● **Exercise**: Skip the images and return the records below exactly.

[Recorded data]
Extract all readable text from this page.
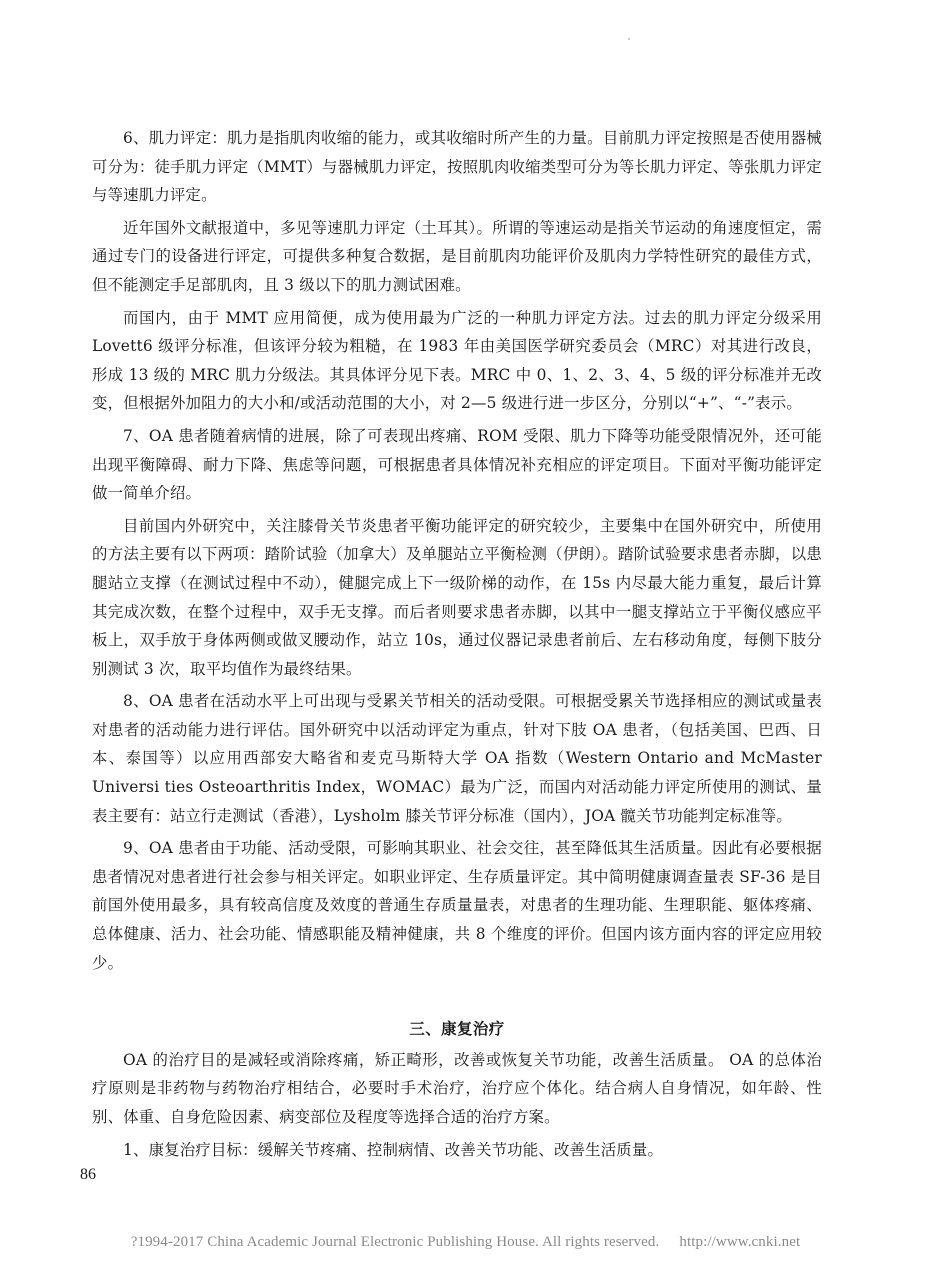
6、肌力评定：肌力是指肌肉收缩的能力，或其收缩时所产生的力量。目前肌力评定按照是否使用器械可分为：徒手肌力评定（MMT）与器械肌力评定，按照肌肉收缩类型可分为等长肌力评定、等张肌力评定与等速肌力评定。

近年国外文献报道中，多见等速肌力评定（土耳其）。所谓的等速运动是指关节运动的角速度恒定，需通过专门的设备进行评定，可提供多种复合数据，是目前肌肉功能评价及肌肉力学特性研究的最佳方式，但不能测定手足部肌肉，且 3 级以下的肌力测试困难。

而国内，由于 MMT 应用简便，成为使用最为广泛的一种肌力评定方法。过去的肌力评定分级采用 Lovett6 级评分标准，但该评分较为粗糙，在 1983 年由美国医学研究委员会（MRC）对其进行改良，形成 13 级的 MRC 肌力分级法。其具体评分见下表。MRC 中 0、1、2、3、4、5 级的评分标准并无改变，但根据外加阻力的大小和/或活动范围的大小，对 2—5 级进行进一步区分，分别以“+”、“-”表示。

7、OA 患者随着病情的进展，除了可表现出疼痛、ROM 受限、肌力下降等功能受限情况外，还可能出现平衡障碍、耐力下降、焦虑等问题，可根据患者具体情况补充相应的评定项目。下面对平衡功能评定做一简单介绍。

目前国内外研究中，关注膝骨关节炎患者平衡功能评定的研究较少，主要集中在国外研究中，所使用的方法主要有以下两项：踏阶试验（加拿大）及单腿站立平衡检测（伊朗）。踏阶试验要求患者赤脚，以患腿站立支撑（在测试过程中不动），健腿完成上下一级阶梯的动作，在 15s 内尽最大能力重复，最后计算其完成次数，在整个过程中，双手无支撑。而后者则要求患者赤脚，以其中一腿支撑站立于平衡仪感应平板上，双手放于身体两侧或做叉腰动作，站立 10s，通过仪器记录患者前后、左右移动角度，每侧下肢分别测试 3 次，取平均值作为最终结果。

8、OA 患者在活动水平上可出现与受累关节相关的活动受限。可根据受累关节选择相应的测试或量表对患者的活动能力进行评估。国外研究中以活动评定为重点，针对下肢 OA 患者，（包括美国、巴西、日本、泰国等）以应用西部安大略省和麦克马斯特大学 OA 指数（Western Ontario and McMaster Universi ties Osteoarthritis Index，WOMAC）最为广泛，而国内对活动能力评定所使用的测试、量表主要有：站立行走测试（香港），Lysholm 膝关节评分标准（国内），JOA 髋关节功能判定标准等。

9、OA 患者由于功能、活动受限，可影响其职业、社会交往，甚至降低其生活质量。因此有必要根据患者情况对患者进行社会参与相关评定。如职业评定、生存质量评定。其中简明健康调查量表 SF-36 是目前国外使用最多，具有较高信度及效度的普通生存质量量表，对患者的生理功能、生理职能、躯体疼痛、总体健康、活力、社会功能、情感职能及精神健康，共 8 个维度的评价。但国内该方面内容的评定应用较少。

三、康复治疗

OA 的治疗目的是减轻或消除疼痛，矫正畸形，改善或恢复关节功能，改善生活质量。 OA 的总体治疗原则是非药物与药物治疗相结合，必要时手术治疗，治疗应个体化。结合病人自身情况，如年龄、性别、体重、自身危险因素、病变部位及程度等选择合适的治疗方案。

1、康复治疗目标：缓解关节疼痛、控制病情、改善关节功能、改善生活质量。

86
?1994-2017 China Academic Journal Electronic Publishing House. All rights reserved. http://www.cnki.net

● **Right answer**:
Extract all readable text from this page.
6、肌力评定：肌力是指肌肉收缩的能力，或其收缩时所产生的力量。目前肌力评定按照是否使用器械可分为：徒手肌力评定（MMT）与器械肌力评定，按照肌肉收缩类型可分为等长肌力评定、等张肌力评定与等速肌力评定。

近年国外文献报道中，多见等速肌力评定（土耳其）。所谓的等速运动是指关节运动的角速度恒定，需通过专门的设备进行评定，可提供多种复合数据，是目前肌肉功能评价及肌肉力学特性研究的最佳方式，但不能测定手足部肌肉，且 3 级以下的肌力测试困难。

而国内，由于 MMT 应用简便，成为使用最为广泛的一种肌力评定方法。过去的肌力评定分级采用 Lovett6 级评分标准，但该评分较为粗糙，在 1983 年由美国医学研究委员会（MRC）对其进行改良，形成 13 级的 MRC 肌力分级法。其具体评分见下表。MRC 中 0、1、2、3、4、5 级的评分标准并无改变，但根据外加阻力的大小和/或活动范围的大小，对 2—5 级进行进一步区分，分别以“+”、“-”表示。

7、OA 患者随着病情的进展，除了可表现出疼痛、ROM 受限、肌力下降等功能受限情况外，还可能出现平衡障碍、耐力下降、焦虑等问题，可根据患者具体情况补充相应的评定项目。下面对平衡功能评定做一简单介绍。

目前国内外研究中，关注膝骨关节炎患者平衡功能评定的研究较少，主要集中在国外研究中，所使用的方法主要有以下两项：踏阶试验（加拿大）及单腿站立平衡检测（伊朗）。踏阶试验要求患者赤脚，以患腿站立支撑（在测试过程中不动），健腿完成上下一级阶梯的动作，在 15s 内尽最大能力重复，最后计算其完成次数，在整个过程中，双手无支撑。而后者则要求患者赤脚，以其中一腿支撑站立于平衡仪感应平板上，双手放于身体两侧或做叉腰动作，站立 10s，通过仪器记录患者前后、左右移动角度，每侧下肢分别测试 3 次，取平均值作为最终结果。

8、OA 患者在活动水平上可出现与受累关节相关的活动受限。可根据受累关节选择相应的测试或量表对患者的活动能力进行评估。国外研究中以活动评定为重点，针对下肢 OA 患者，（包括美国、巴西、日本、泰国等）以应用西部安大略省和麦克马斯特大学 OA 指数（Western Ontario and McMaster Universi ties Osteoarthritis Index，WOMAC）最为广泛，而国内对活动能力评定所使用的测试、量表主要有：站立行走测试（香港），Lysholm 膝关节评分标准（国内），JOA 髋关节功能判定标准等。

9、OA 患者由于功能、活动受限，可影响其职业、社会交往，甚至降低其生活质量。因此有必要根据患者情况对患者进行社会参与相关评定。如职业评定、生存质量评定。其中简明健康调查量表 SF-36 是目前国外使用最多，具有较高信度及效度的普通生存质量量表，对患者的生理功能、生理职能、躯体疼痛、总体健康、活力、社会功能、情感职能及精神健康，共 8 个维度的评价。但国内该方面内容的评定应用较少。

三、康复治疗

OA 的治疗目的是减轻或消除疼痛，矫正畸形，改善或恢复关节功能，改善生活质量。 OA 的总体治疗原则是非药物与药物治疗相结合，必要时手术治疗，治疗应个体化。结合病人自身情况，如年龄、性别、体重、自身危险因素、病变部位及程度等选择合适的治疗方案。

1、康复治疗目标：缓解关节疼痛、控制病情、改善关节功能、改善生活质量。

86
?1994-2017 China Academic Journal Electronic Publishing House. All rights reserved. http://www.cnki.net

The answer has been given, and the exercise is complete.